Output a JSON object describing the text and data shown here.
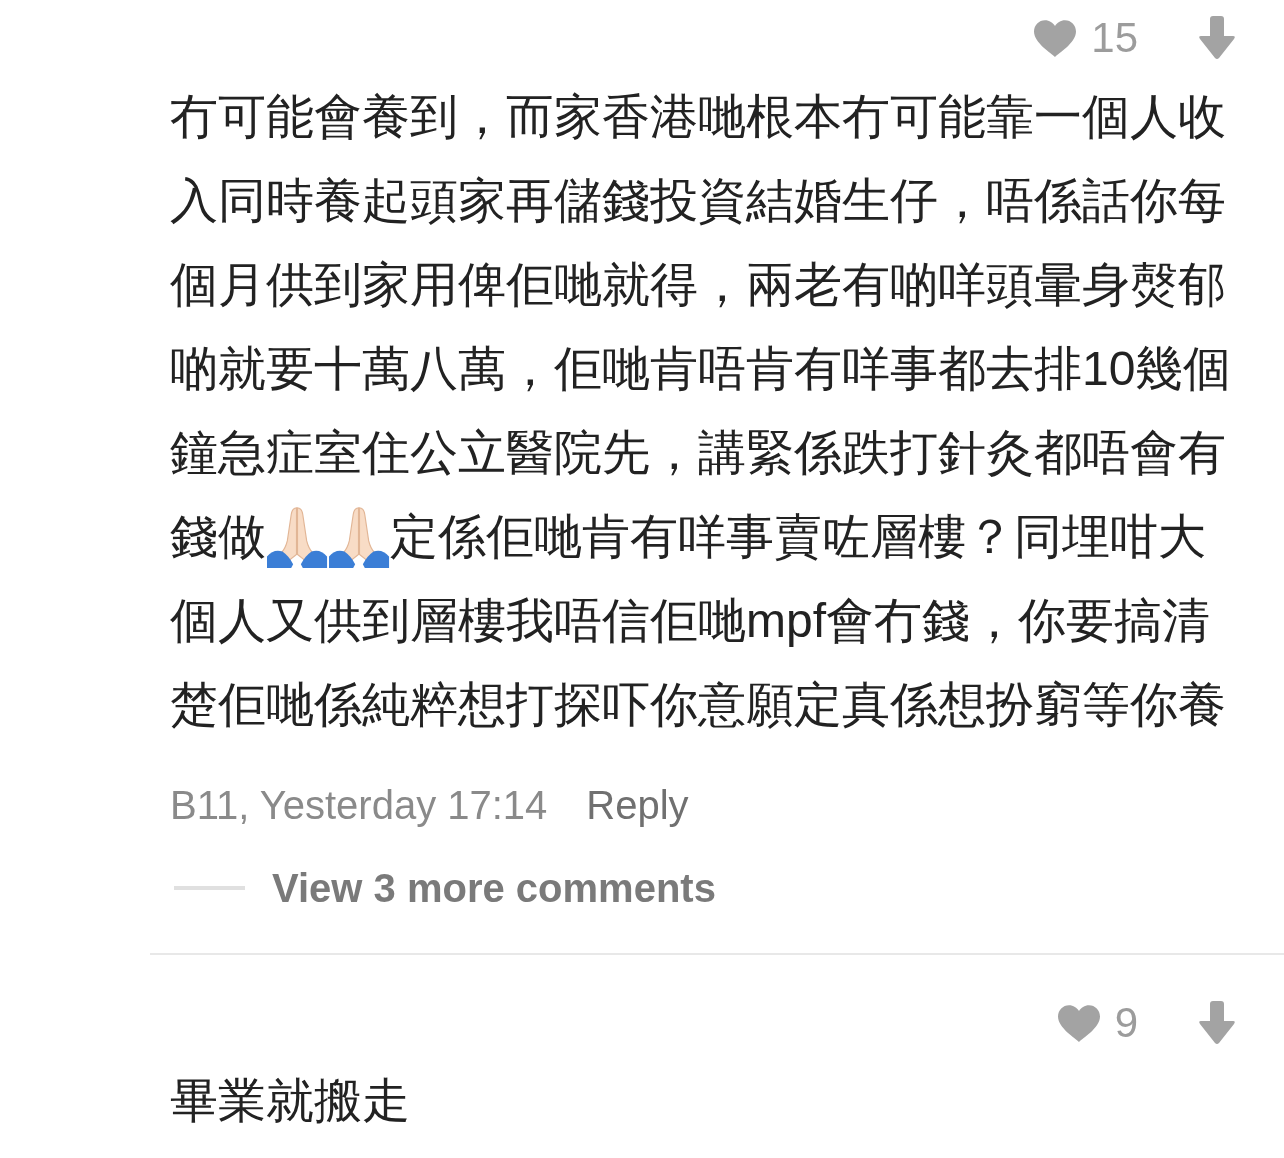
{
  "comments": [
    {
      "likes": "15",
      "body_lines": [
        [
          {
            "kind": "text",
            "text": "冇可能會養到，而家香港哋根本冇可能靠一個人收"
          }
        ],
        [
          {
            "kind": "text",
            "text": "入同時養起頭家再儲錢投資結婚生仔，唔係話你每"
          }
        ],
        [
          {
            "kind": "text",
            "text": "個月供到家用俾佢哋就得，兩老有啲咩頭暈身㷫郁"
          }
        ],
        [
          {
            "kind": "text",
            "text": "啲就要十萬八萬，佢哋肯唔肯有咩事都去排10幾個"
          }
        ],
        [
          {
            "kind": "text",
            "text": "鐘急症室住公立醫院先，講緊係跌打針灸都唔會有"
          }
        ],
        [
          {
            "kind": "text",
            "text": "錢做"
          },
          {
            "kind": "emoji"
          },
          {
            "kind": "emoji"
          },
          {
            "kind": "text",
            "text": "定係佢哋肯有咩事賣咗層樓？同埋咁大"
          }
        ],
        [
          {
            "kind": "text",
            "text": "個人又供到層樓我唔信佢哋mpf會冇錢，你要搞清"
          }
        ],
        [
          {
            "kind": "text",
            "text": "楚佢哋係純粹想打探吓你意願定真係想扮窮等你養"
          }
        ]
      ],
      "meta": "B11, Yesterday 17:14",
      "reply": "Reply",
      "more_replies": "View 3 more comments"
    },
    {
      "likes": "9",
      "body_lines": [
        [
          {
            "kind": "text",
            "text": "畢業就搬走"
          }
        ]
      ]
    }
  ]
}
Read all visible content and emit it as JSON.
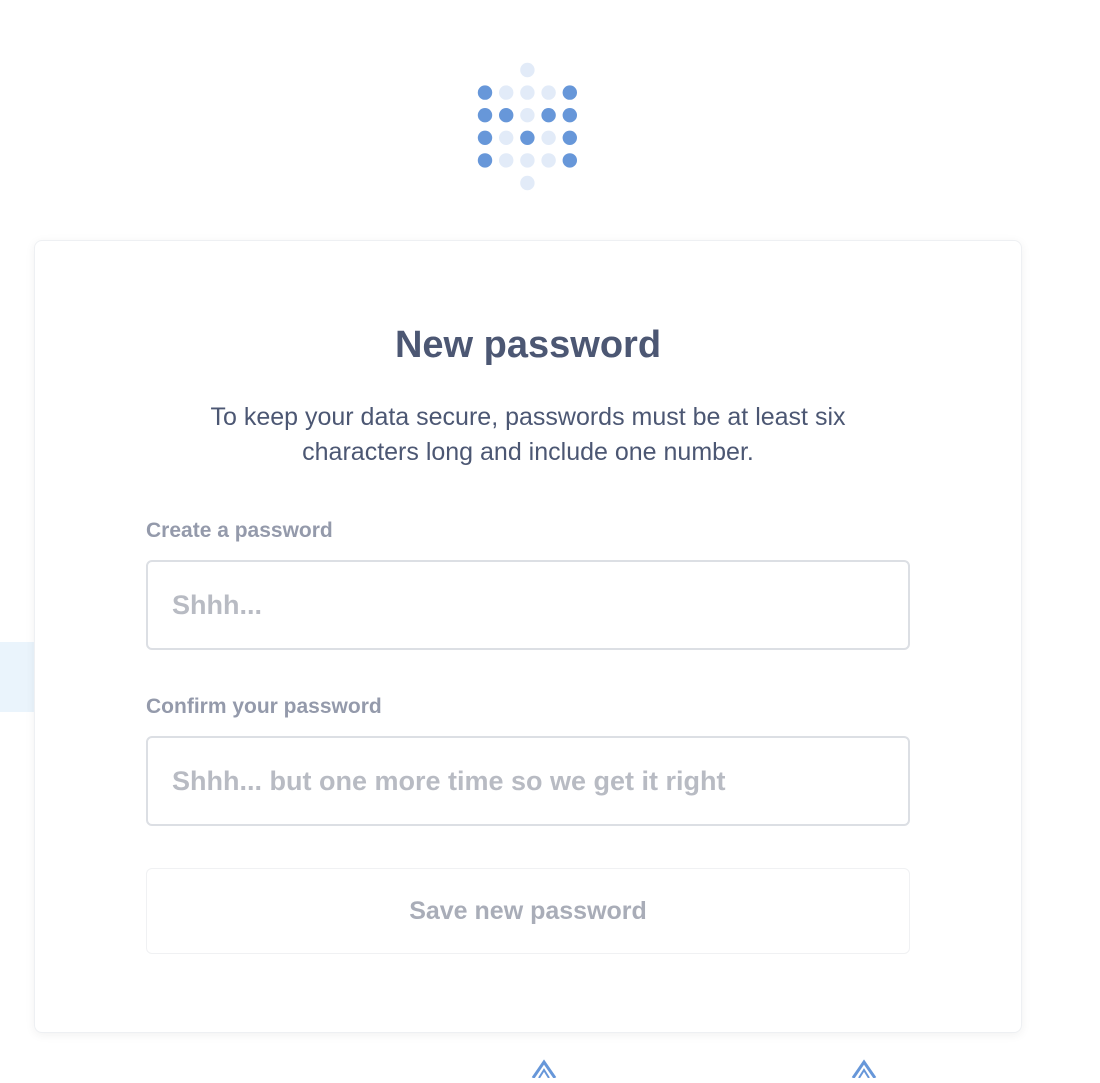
{
  "brand": {
    "logo_icon": "metabase-dots-logo-icon",
    "dot_dark_color": "#6797d9",
    "dot_light_color": "#e2ebf8"
  },
  "form": {
    "title": "New password",
    "subtitle": "To keep your data secure, passwords must be at least six characters long and include one number.",
    "password_label": "Create a password",
    "password_value": "",
    "password_placeholder": "Shhh...",
    "confirm_label": "Confirm your password",
    "confirm_value": "",
    "confirm_placeholder": "Shhh... but one more time so we get it right",
    "submit_label": "Save new password",
    "submit_enabled": false
  },
  "decorations": {
    "bottom_icons": [
      "caret-up-icon",
      "caret-up-icon"
    ],
    "accent_color": "#6797d9",
    "background_blob_color": "#eaf4fc"
  }
}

→ WHAT THIS TASK INVOLVES: Each record must be quoted in full and exactly. Do not include the pictures.

→ FULL OUTPUT:
Output a JSON object describing the text and data shown here.
{
  "comments": [
    {
      "likes": "15",
      "body_lines": [
        [
          {
            "kind": "text",
            "text": "冇可能會養到，而家香港哋根本冇可能靠一個人收"
          }
        ],
        [
          {
            "kind": "text",
            "text": "入同時養起頭家再儲錢投資結婚生仔，唔係話你每"
          }
        ],
        [
          {
            "kind": "text",
            "text": "個月供到家用俾佢哋就得，兩老有啲咩頭暈身㷫郁"
          }
        ],
        [
          {
            "kind": "text",
            "text": "啲就要十萬八萬，佢哋肯唔肯有咩事都去排10幾個"
          }
        ],
        [
          {
            "kind": "text",
            "text": "鐘急症室住公立醫院先，講緊係跌打針灸都唔會有"
          }
        ],
        [
          {
            "kind": "text",
            "text": "錢做"
          },
          {
            "kind": "emoji"
          },
          {
            "kind": "emoji"
          },
          {
            "kind": "text",
            "text": "定係佢哋肯有咩事賣咗層樓？同埋咁大"
          }
        ],
        [
          {
            "kind": "text",
            "text": "個人又供到層樓我唔信佢哋mpf會冇錢，你要搞清"
          }
        ],
        [
          {
            "kind": "text",
            "text": "楚佢哋係純粹想打探吓你意願定真係想扮窮等你養"
          }
        ]
      ],
      "meta": "B11, Yesterday 17:14",
      "reply": "Reply",
      "more_replies": "View 3 more comments"
    },
    {
      "likes": "9",
      "body_lines": [
        [
          {
            "kind": "text",
            "text": "畢業就搬走"
          }
        ]
      ]
    }
  ]
}
Read all visible content and emit it as JSON.
{
  "brand": {
    "logo_icon": "metabase-dots-logo-icon",
    "dot_dark_color": "#6797d9",
    "dot_light_color": "#e2ebf8"
  },
  "form": {
    "title": "New password",
    "subtitle": "To keep your data secure, passwords must be at least six characters long and include one number.",
    "password_label": "Create a password",
    "password_value": "",
    "password_placeholder": "Shhh...",
    "confirm_label": "Confirm your password",
    "confirm_value": "",
    "confirm_placeholder": "Shhh... but one more time so we get it right",
    "submit_label": "Save new password",
    "submit_enabled": false
  },
  "decorations": {
    "bottom_icons": [
      "caret-up-icon",
      "caret-up-icon"
    ],
    "accent_color": "#6797d9",
    "background_blob_color": "#eaf4fc"
  }
}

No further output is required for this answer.